Aim of the exercise — Output each record below exactly. No images go in the copy.

Dataset content —
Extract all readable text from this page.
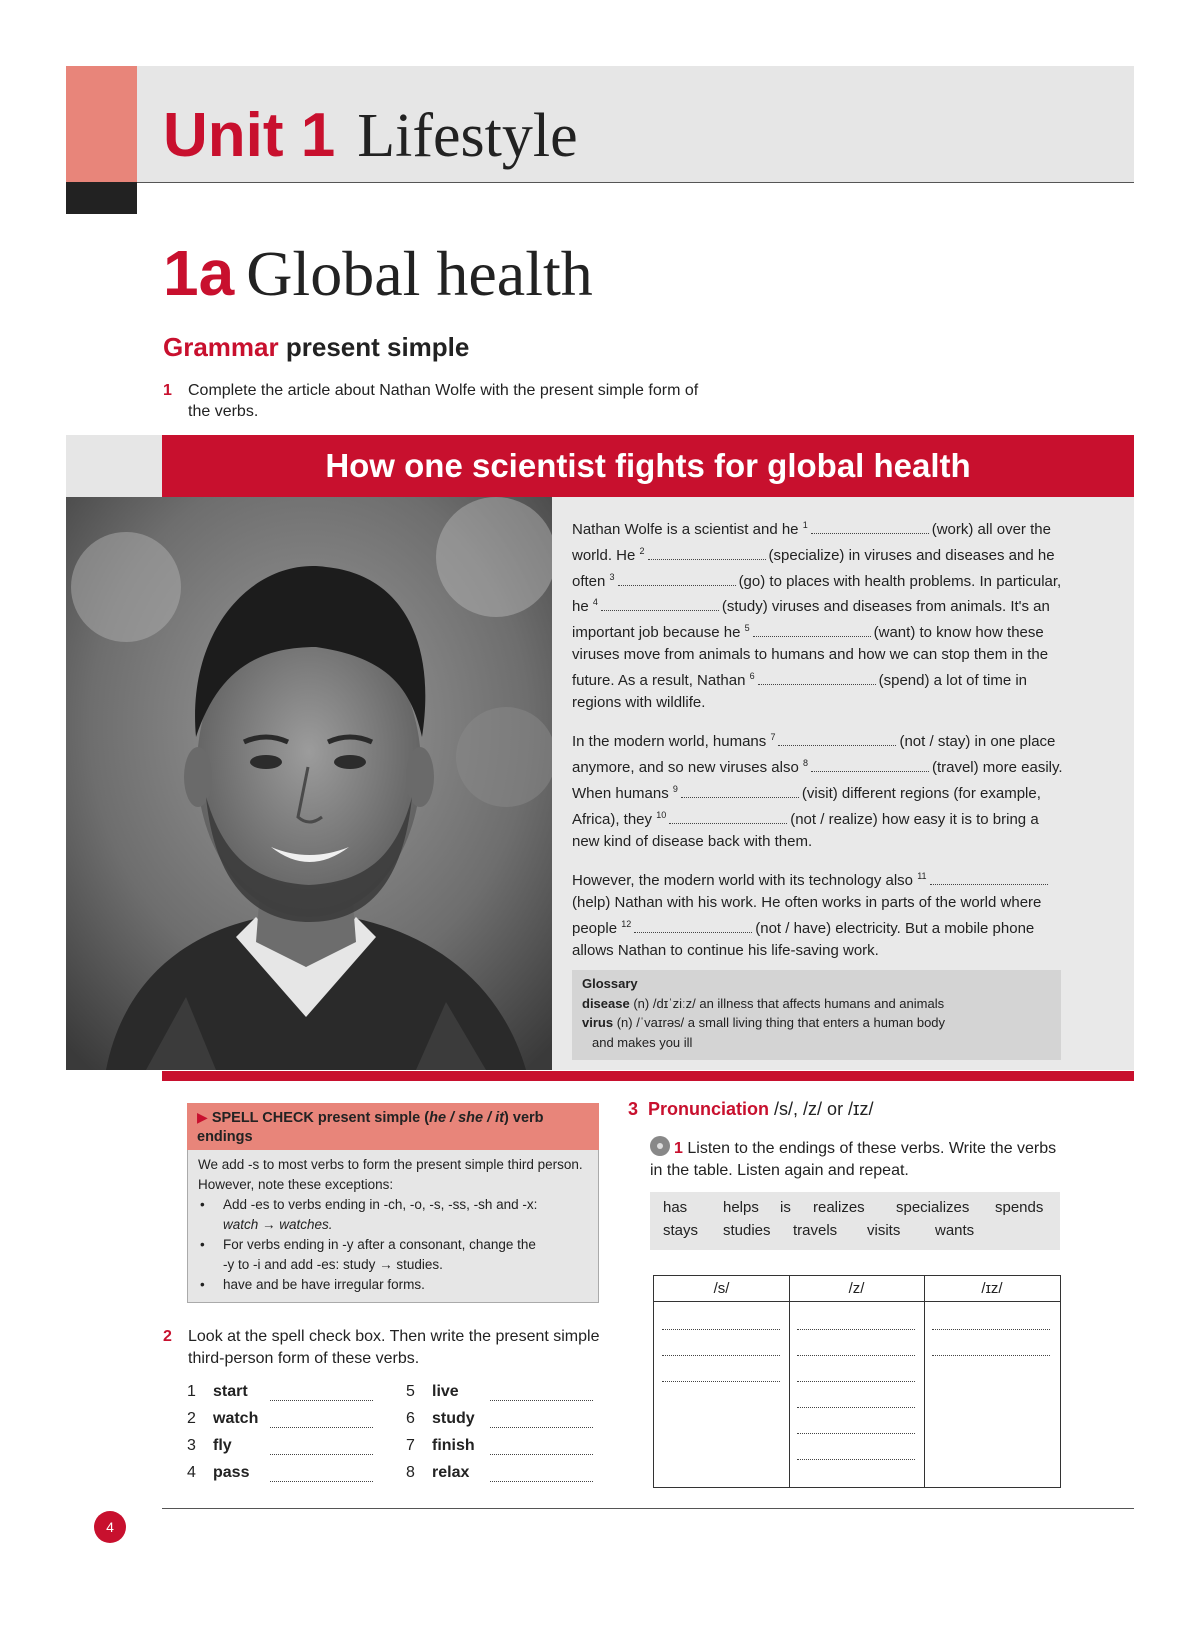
Unit 1 Lifestyle
1a Global health
Grammar present simple
1 Complete the article about Nathan Wolfe with the present simple form of the verbs.
How one scientist fights for global health

Nathan Wolfe is a scientist and he $^1$	(work) all over the world. He $^2$	(specialize) in viruses and diseases and he often $^3$	(go) to places with health problems. In particular, he $^4$	(study) viruses and diseases from animals. It's an important job because he $^5$	(want) to know how these viruses move from animals to humans and how we can stop them in the future. As a result, Nathan $^6$	(spend) a lot of time in regions with wildlife.

In the modern world, humans $^7$	(not / stay) in one place anymore, and so new viruses also $^8$	(travel) more easily. When humans $^9$	(visit) different regions (for example, Africa), they $^{10}$	(not / realize) how easy it is to bring a new kind of disease back with them.

However, the modern world with its technology also $^{11}$(help) Nathan with his work. He often works in parts of the world where people $^{12}$	(not / have) electricity. But a mobile phone allows Nathan to continue his life-saving work.

Glossary
disease (n) /dɪˈziːz/ an illness that affects humans and animals
virus (n) /ˈvaɪrəs/ a small living thing that enters a human body
and makes you ill
▶ SPELL CHECK present simple (he / she / it) verb endings
We add -s to most verbs to form the present simple third person. However, note these exceptions:
• Add -es to verbs ending in -ch, -o, -s, -ss, -sh and -x:
watch → watches.
• For verbs ending in -y after a consonant, change the
-y to -i and add -es: study → studies.
• have and be have irregular forms.
2 Look at the spell check box. Then write the present simple third-person form of these verbs.
1 start
2 watch
3 fly
4 pass
5 live
6 study
7 finish
8 relax
3 Pronunciation /s/, /z/ or /ɪz/
1 Listen to the endings of these verbs. Write the verbs in the table. Listen again and repeat.
has helps is realizes specializes spends
stays studies travels visits wants
/s/	/z/	/ɪz/
4
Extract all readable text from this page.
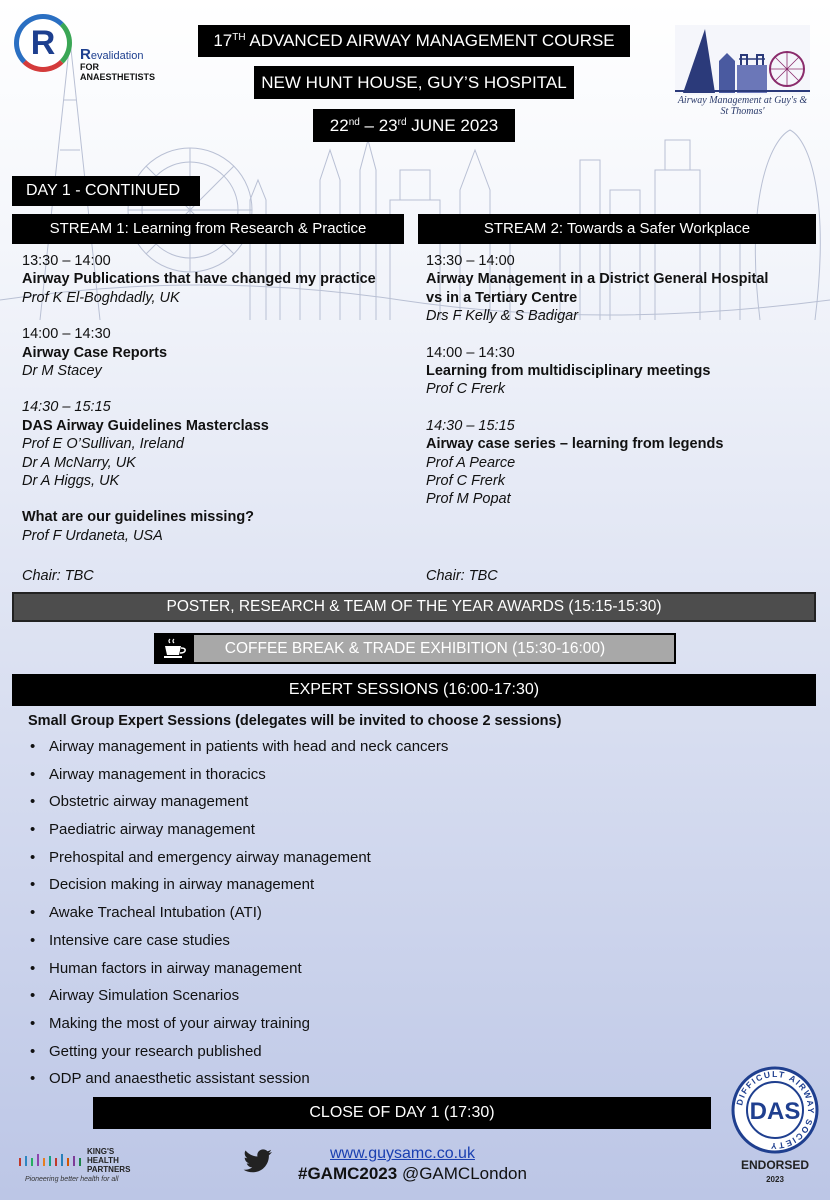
R	Revalidation
FOR ANAESTHETISTS
17TH ADVANCED AIRWAY MANAGEMENT COURSE
NEW HUNT HOUSE, GUY’S HOSPITAL
22nd – 23rd JUNE 2023
Airway Management at Guy's & St Thomas'
DAY 1 - CONTINUED
STREAM 1: Learning from Research & Practice	STREAM 2: Towards a Safer Workplace
13:30 – 14:00
Airway Publications that have changed my practice
Prof K El-Boghdadly, UK
14:00 – 14:30
Airway Case Reports
Dr M Stacey
14:30 – 15:15
DAS Airway Guidelines Masterclass
Prof E O’Sullivan, Ireland
Dr A McNarry, UK
Dr A Higgs, UK
What are our guidelines missing?
Prof F Urdaneta, USA
Chair: TBC
13:30 – 14:00
Airway Management in a District General Hospital
vs in a Tertiary Centre
Drs F Kelly & S Badigar
14:00 – 14:30
Learning from multidisciplinary meetings
Prof C Frerk
14:30 – 15:15
Airway case series – learning from legends
Prof A Pearce
Prof C Frerk
Prof M Popat
Chair: TBC
POSTER, RESEARCH & TEAM OF THE YEAR AWARDS (15:15-15:30)
COFFEE BREAK & TRADE EXHIBITION (15:30-16:00)
EXPERT SESSIONS (16:00-17:30)
Small Group Expert Sessions (delegates will be invited to choose 2 sessions)
• Airway management in patients with head and neck cancers
• Airway management in thoracics
• Obstetric airway management
• Paediatric airway management
• Prehospital and emergency airway management
• Decision making in airway management
• Awake Tracheal Intubation (ATI)
• Intensive care case studies
• Human factors in airway management
• Airway Simulation Scenarios
• Making the most of your airway training
• Getting your research published
• ODP and anaesthetic assistant session
CLOSE OF DAY 1 (17:30)
KING'S
HEALTH
PARTNERS
Pioneering better health for all
www.guysamc.co.uk
#GAMC2023 @GAMCLondon
DIFFICULT AIRWAY SOCIETY
DAS
ENDORSED
2023
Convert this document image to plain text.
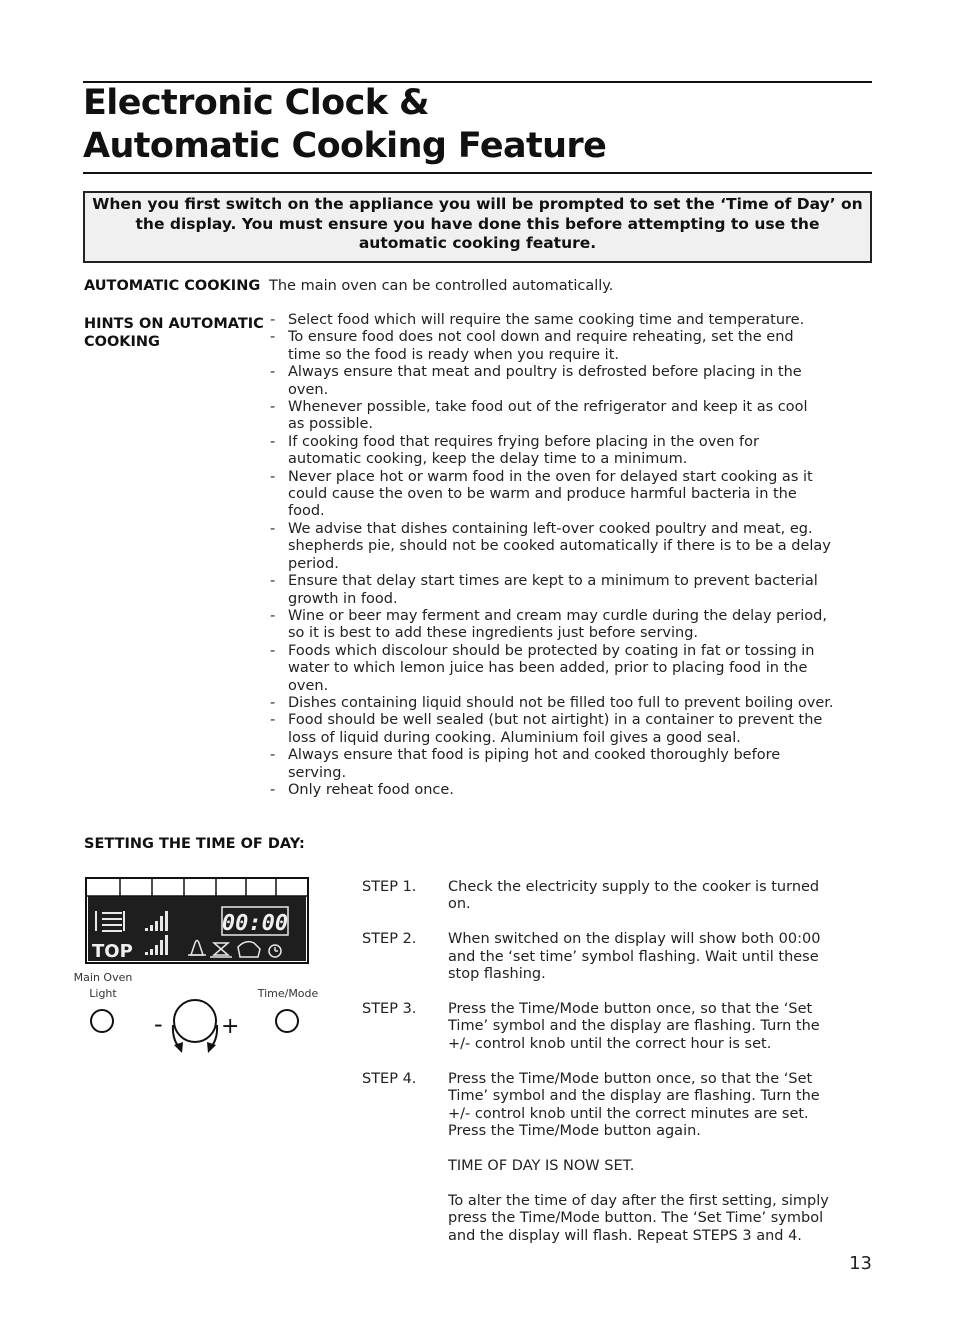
Electronic Clock &
Automatic Cooking Feature
When you first switch on the appliance you will be prompted to set the ‘Time of Day’ on
the display. You must ensure you have done this before attempting to use the
automatic cooking feature.
AUTOMATIC COOKING The main oven can be controlled automatically.
HINTS ON AUTOMATIC
COOKING
- Select food which will require the same cooking time and temperature.
- To ensure food does not cool down and require reheating, set the end
time so the food is ready when you require it.
- Always ensure that meat and poultry is defrosted before placing in the
oven.
- Whenever possible, take food out of the refrigerator and keep it as cool
as possible.
- If cooking food that requires frying before placing in the oven for
automatic cooking, keep the delay time to a minimum.
- Never place hot or warm food in the oven for delayed start cooking as it
could cause the oven to be warm and produce harmful bacteria in the
food.
- We advise that dishes containing left-over cooked poultry and meat, eg.
shepherds pie, should not be cooked automatically if there is to be a delay
period.
- Ensure that delay start times are kept to a minimum to prevent bacterial
growth in food.
- Wine or beer may ferment and cream may curdle during the delay period,
so it is best to add these ingredients just before serving.
- Foods which discolour should be protected by coating in fat or tossing in
water to which lemon juice has been added, prior to placing food in the
oven.
- Dishes containing liquid should not be filled too full to prevent boiling over.
- Food should be well sealed (but not airtight) in a container to prevent the
loss of liquid during cooking. Aluminium foil gives a good seal.
- Always ensure that food is piping hot and cooked thoroughly before
serving.
- Only reheat food once.
SETTING THE TIME OF DAY:
00:00
TOP
-	+
Main Oven
Light	Time/Mode
STEP 1. Check the electricity supply to the cooker is turned
on.
STEP 2. When switched on the display will show both 00:00
and the ‘set time’ symbol flashing. Wait until these
stop flashing.
STEP 3. Press the Time/Mode button once, so that the ‘Set
Time’ symbol and the display are flashing. Turn the
+/- control knob until the correct hour is set.
STEP 4. Press the Time/Mode button once, so that the ‘Set
Time’ symbol and the display are flashing. Turn the
+/- control knob until the correct minutes are set.
Press the Time/Mode button again.
TIME OF DAY IS NOW SET.
To alter the time of day after the first setting, simply
press the Time/Mode button. The ‘Set Time’ symbol
and the display will flash. Repeat STEPS 3 and 4.
13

Answer box —
Extract all readable text from this page.
Unit 1 Lifestyle
1a Global health
Grammar present simple
1 Complete the article about Nathan Wolfe with the present simple form of the verbs.
How one scientist fights for global health

Nathan Wolfe is a scientist and he $^1$	(work) all over the world. He $^2$	(specialize) in viruses and diseases and he often $^3$	(go) to places with health problems. In particular, he $^4$	(study) viruses and diseases from animals. It's an important job because he $^5$	(want) to know how these viruses move from animals to humans and how we can stop them in the future. As a result, Nathan $^6$	(spend) a lot of time in regions with wildlife.

In the modern world, humans $^7$	(not / stay) in one place anymore, and so new viruses also $^8$	(travel) more easily. When humans $^9$	(visit) different regions (for example, Africa), they $^{10}$	(not / realize) how easy it is to bring a new kind of disease back with them.

However, the modern world with its technology also $^{11}$(help) Nathan with his work. He often works in parts of the world where people $^{12}$	(not / have) electricity. But a mobile phone allows Nathan to continue his life-saving work.

Glossary
disease (n) /dɪˈziːz/ an illness that affects humans and animals
virus (n) /ˈvaɪrəs/ a small living thing that enters a human body
and makes you ill
▶ SPELL CHECK present simple (he / she / it) verb endings
We add -s to most verbs to form the present simple third person. However, note these exceptions:
• Add -es to verbs ending in -ch, -o, -s, -ss, -sh and -x:
watch → watches.
• For verbs ending in -y after a consonant, change the
-y to -i and add -es: study → studies.
• have and be have irregular forms.
2 Look at the spell check box. Then write the present simple third-person form of these verbs.
1 start
2 watch
3 fly
4 pass
5 live
6 study
7 finish
8 relax
3 Pronunciation /s/, /z/ or /ɪz/
1 Listen to the endings of these verbs. Write the verbs in the table. Listen again and repeat.
has helps is realizes specializes spends
stays studies travels visits wants
/s/	/z/	/ɪz/
4
Extract all readable text from this page.
R	Revalidation
FOR ANAESTHETISTS
17TH ADVANCED AIRWAY MANAGEMENT COURSE
NEW HUNT HOUSE, GUY’S HOSPITAL
22nd – 23rd JUNE 2023
Airway Management at Guy's & St Thomas'
DAY 1 - CONTINUED
STREAM 1: Learning from Research & Practice	STREAM 2: Towards a Safer Workplace
13:30 – 14:00
Airway Publications that have changed my practice
Prof K El-Boghdadly, UK
14:00 – 14:30
Airway Case Reports
Dr M Stacey
14:30 – 15:15
DAS Airway Guidelines Masterclass
Prof E O’Sullivan, Ireland
Dr A McNarry, UK
Dr A Higgs, UK
What are our guidelines missing?
Prof F Urdaneta, USA
Chair: TBC
13:30 – 14:00
Airway Management in a District General Hospital
vs in a Tertiary Centre
Drs F Kelly & S Badigar
14:00 – 14:30
Learning from multidisciplinary meetings
Prof C Frerk
14:30 – 15:15
Airway case series – learning from legends
Prof A Pearce
Prof C Frerk
Prof M Popat
Chair: TBC
POSTER, RESEARCH & TEAM OF THE YEAR AWARDS (15:15-15:30)
COFFEE BREAK & TRADE EXHIBITION (15:30-16:00)
EXPERT SESSIONS (16:00-17:30)
Small Group Expert Sessions (delegates will be invited to choose 2 sessions)
• Airway management in patients with head and neck cancers
• Airway management in thoracics
• Obstetric airway management
• Paediatric airway management
• Prehospital and emergency airway management
• Decision making in airway management
• Awake Tracheal Intubation (ATI)
• Intensive care case studies
• Human factors in airway management
• Airway Simulation Scenarios
• Making the most of your airway training
• Getting your research published
• ODP and anaesthetic assistant session
CLOSE OF DAY 1 (17:30)
KING'S
HEALTH
PARTNERS
Pioneering better health for all
www.guysamc.co.uk
#GAMC2023 @GAMCLondon
DIFFICULT AIRWAY SOCIETY
DAS
ENDORSED
2023
Convert this document image to plain text.
Electronic Clock &
Automatic Cooking Feature
When you first switch on the appliance you will be prompted to set the ‘Time of Day’ on
the display. You must ensure you have done this before attempting to use the
automatic cooking feature.
AUTOMATIC COOKING The main oven can be controlled automatically.
HINTS ON AUTOMATIC
COOKING
- Select food which will require the same cooking time and temperature.
- To ensure food does not cool down and require reheating, set the end
time so the food is ready when you require it.
- Always ensure that meat and poultry is defrosted before placing in the
oven.
- Whenever possible, take food out of the refrigerator and keep it as cool
as possible.
- If cooking food that requires frying before placing in the oven for
automatic cooking, keep the delay time to a minimum.
- Never place hot or warm food in the oven for delayed start cooking as it
could cause the oven to be warm and produce harmful bacteria in the
food.
- We advise that dishes containing left-over cooked poultry and meat, eg.
shepherds pie, should not be cooked automatically if there is to be a delay
period.
- Ensure that delay start times are kept to a minimum to prevent bacterial
growth in food.
- Wine or beer may ferment and cream may curdle during the delay period,
so it is best to add these ingredients just before serving.
- Foods which discolour should be protected by coating in fat or tossing in
water to which lemon juice has been added, prior to placing food in the
oven.
- Dishes containing liquid should not be filled too full to prevent boiling over.
- Food should be well sealed (but not airtight) in a container to prevent the
loss of liquid during cooking. Aluminium foil gives a good seal.
- Always ensure that food is piping hot and cooked thoroughly before
serving.
- Only reheat food once.
SETTING THE TIME OF DAY:
00:00
TOP
-	+
Main Oven
Light	Time/Mode
STEP 1. Check the electricity supply to the cooker is turned
on.
STEP 2. When switched on the display will show both 00:00
and the ‘set time’ symbol flashing. Wait until these
stop flashing.
STEP 3. Press the Time/Mode button once, so that the ‘Set
Time’ symbol and the display are flashing. Turn the
+/- control knob until the correct hour is set.
STEP 4. Press the Time/Mode button once, so that the ‘Set
Time’ symbol and the display are flashing. Turn the
+/- control knob until the correct minutes are set.
Press the Time/Mode button again.
TIME OF DAY IS NOW SET.
To alter the time of day after the first setting, simply
press the Time/Mode button. The ‘Set Time’ symbol
and the display will flash. Repeat STEPS 3 and 4.
13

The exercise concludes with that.